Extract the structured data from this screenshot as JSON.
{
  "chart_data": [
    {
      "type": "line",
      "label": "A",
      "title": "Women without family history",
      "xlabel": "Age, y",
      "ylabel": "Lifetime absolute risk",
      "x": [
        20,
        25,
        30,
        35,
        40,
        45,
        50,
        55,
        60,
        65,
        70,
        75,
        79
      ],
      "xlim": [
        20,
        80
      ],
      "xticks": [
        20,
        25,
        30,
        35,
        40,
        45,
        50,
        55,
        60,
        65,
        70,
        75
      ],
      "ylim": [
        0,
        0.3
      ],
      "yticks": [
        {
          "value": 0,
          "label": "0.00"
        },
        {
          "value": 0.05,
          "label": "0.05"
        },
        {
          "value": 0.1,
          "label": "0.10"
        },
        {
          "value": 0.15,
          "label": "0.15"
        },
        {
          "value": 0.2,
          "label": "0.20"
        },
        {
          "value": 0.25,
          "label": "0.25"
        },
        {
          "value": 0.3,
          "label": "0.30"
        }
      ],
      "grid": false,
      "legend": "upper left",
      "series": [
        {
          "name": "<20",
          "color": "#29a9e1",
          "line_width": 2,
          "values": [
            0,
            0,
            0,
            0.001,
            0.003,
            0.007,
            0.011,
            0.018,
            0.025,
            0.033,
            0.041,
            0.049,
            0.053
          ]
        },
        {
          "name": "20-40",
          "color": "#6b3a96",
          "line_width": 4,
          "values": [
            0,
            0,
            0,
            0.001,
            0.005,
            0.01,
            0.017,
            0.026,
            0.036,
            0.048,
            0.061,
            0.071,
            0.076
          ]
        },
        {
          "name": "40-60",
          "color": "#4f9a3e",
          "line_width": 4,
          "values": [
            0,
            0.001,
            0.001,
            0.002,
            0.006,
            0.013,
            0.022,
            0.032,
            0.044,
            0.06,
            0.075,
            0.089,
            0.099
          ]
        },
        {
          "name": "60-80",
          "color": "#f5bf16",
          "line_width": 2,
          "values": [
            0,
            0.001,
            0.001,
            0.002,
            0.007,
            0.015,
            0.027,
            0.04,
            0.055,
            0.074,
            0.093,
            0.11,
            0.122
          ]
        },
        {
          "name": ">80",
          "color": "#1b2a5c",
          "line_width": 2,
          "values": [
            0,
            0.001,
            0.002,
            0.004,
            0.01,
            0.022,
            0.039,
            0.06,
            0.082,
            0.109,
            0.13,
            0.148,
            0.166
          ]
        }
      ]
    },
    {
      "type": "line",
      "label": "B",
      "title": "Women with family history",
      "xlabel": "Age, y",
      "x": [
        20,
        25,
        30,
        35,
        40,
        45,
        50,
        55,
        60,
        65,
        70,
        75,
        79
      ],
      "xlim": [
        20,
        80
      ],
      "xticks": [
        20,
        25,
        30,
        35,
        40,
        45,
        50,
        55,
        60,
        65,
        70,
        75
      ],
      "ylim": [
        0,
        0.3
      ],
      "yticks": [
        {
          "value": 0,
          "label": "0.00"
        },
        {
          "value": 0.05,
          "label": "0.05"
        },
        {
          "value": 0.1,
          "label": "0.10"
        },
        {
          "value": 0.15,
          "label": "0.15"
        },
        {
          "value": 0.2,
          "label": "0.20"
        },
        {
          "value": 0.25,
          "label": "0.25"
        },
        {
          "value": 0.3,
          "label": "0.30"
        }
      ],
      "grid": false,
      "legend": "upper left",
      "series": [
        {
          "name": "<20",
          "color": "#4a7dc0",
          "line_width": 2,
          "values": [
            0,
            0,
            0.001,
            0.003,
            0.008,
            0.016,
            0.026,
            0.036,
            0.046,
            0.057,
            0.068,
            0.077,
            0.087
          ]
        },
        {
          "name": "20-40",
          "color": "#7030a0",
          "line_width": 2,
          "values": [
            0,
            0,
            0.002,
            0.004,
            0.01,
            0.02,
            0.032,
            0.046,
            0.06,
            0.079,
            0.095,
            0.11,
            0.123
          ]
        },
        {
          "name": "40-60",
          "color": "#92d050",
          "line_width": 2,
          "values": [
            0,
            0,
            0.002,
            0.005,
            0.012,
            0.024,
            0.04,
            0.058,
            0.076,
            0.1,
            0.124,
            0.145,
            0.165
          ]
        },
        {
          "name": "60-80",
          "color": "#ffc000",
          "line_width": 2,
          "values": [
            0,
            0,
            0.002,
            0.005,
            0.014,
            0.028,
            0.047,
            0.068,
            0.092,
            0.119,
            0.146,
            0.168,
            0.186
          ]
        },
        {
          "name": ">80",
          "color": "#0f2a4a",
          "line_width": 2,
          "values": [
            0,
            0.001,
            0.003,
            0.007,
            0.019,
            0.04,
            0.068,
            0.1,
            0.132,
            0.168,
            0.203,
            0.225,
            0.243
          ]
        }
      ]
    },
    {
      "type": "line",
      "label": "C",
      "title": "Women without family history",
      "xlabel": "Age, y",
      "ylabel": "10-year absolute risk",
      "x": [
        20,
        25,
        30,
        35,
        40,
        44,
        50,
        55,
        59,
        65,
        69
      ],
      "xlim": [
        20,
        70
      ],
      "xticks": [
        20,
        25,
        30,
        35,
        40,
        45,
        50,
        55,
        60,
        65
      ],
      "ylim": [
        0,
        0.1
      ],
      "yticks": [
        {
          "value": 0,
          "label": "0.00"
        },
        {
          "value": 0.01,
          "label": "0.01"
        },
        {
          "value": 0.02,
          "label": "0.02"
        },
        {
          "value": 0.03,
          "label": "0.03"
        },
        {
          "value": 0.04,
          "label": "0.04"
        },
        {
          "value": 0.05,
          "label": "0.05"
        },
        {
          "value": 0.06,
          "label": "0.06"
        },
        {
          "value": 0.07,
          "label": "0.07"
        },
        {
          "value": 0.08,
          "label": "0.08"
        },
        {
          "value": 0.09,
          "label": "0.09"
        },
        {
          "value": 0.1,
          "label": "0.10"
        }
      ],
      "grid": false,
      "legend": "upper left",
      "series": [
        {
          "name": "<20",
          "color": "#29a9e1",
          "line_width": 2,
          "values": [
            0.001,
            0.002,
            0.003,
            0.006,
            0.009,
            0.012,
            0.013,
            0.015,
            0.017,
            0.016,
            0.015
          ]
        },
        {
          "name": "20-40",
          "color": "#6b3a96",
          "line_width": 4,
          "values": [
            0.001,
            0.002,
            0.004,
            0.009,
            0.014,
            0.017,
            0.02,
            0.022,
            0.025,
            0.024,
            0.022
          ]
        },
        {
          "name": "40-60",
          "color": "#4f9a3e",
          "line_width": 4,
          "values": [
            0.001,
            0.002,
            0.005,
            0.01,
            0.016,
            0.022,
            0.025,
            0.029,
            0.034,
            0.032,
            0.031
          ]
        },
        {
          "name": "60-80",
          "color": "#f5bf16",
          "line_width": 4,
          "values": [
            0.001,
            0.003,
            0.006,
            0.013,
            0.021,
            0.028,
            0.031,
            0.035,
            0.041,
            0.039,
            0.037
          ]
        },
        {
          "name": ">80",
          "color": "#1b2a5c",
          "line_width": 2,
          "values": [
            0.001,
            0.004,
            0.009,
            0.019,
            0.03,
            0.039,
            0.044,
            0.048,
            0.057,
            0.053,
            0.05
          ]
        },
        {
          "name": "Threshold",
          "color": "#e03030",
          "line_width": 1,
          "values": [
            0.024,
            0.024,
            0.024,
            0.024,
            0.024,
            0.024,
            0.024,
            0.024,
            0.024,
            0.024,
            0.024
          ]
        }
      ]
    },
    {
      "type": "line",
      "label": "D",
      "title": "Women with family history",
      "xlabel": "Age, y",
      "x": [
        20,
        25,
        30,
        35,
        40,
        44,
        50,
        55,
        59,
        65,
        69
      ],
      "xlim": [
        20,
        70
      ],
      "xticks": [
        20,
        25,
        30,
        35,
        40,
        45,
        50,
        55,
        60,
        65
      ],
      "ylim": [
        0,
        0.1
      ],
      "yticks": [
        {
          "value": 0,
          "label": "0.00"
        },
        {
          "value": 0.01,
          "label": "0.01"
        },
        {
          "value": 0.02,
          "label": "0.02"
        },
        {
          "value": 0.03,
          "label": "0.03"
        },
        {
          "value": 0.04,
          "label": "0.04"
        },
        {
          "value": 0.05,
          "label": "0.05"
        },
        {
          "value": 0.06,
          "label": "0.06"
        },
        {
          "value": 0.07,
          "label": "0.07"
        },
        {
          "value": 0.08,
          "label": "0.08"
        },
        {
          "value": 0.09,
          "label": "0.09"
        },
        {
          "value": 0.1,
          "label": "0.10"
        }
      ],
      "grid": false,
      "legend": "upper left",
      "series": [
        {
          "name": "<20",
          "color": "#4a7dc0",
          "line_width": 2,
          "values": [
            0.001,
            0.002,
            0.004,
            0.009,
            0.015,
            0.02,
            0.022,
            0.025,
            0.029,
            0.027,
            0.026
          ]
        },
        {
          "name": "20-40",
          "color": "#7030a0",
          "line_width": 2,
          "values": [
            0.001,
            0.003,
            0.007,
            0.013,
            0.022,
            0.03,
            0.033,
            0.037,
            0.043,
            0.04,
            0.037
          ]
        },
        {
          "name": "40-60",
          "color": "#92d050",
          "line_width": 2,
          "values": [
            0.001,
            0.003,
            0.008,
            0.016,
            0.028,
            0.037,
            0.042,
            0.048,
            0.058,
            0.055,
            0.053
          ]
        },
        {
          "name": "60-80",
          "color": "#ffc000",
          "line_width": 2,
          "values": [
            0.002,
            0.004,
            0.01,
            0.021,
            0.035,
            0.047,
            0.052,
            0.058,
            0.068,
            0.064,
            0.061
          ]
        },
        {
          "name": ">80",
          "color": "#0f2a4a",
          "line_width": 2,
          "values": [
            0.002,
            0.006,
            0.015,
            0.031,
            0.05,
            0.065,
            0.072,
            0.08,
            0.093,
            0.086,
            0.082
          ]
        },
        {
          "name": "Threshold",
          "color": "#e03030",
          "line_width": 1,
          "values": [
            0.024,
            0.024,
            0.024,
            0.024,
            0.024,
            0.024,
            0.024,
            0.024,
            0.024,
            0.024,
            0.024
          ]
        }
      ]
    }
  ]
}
____________________
Using the material above, gather every line that includes "ylabel".

      "ylabel": "Lifetime absolute risk",
      "ylabel": "10-year absolute risk",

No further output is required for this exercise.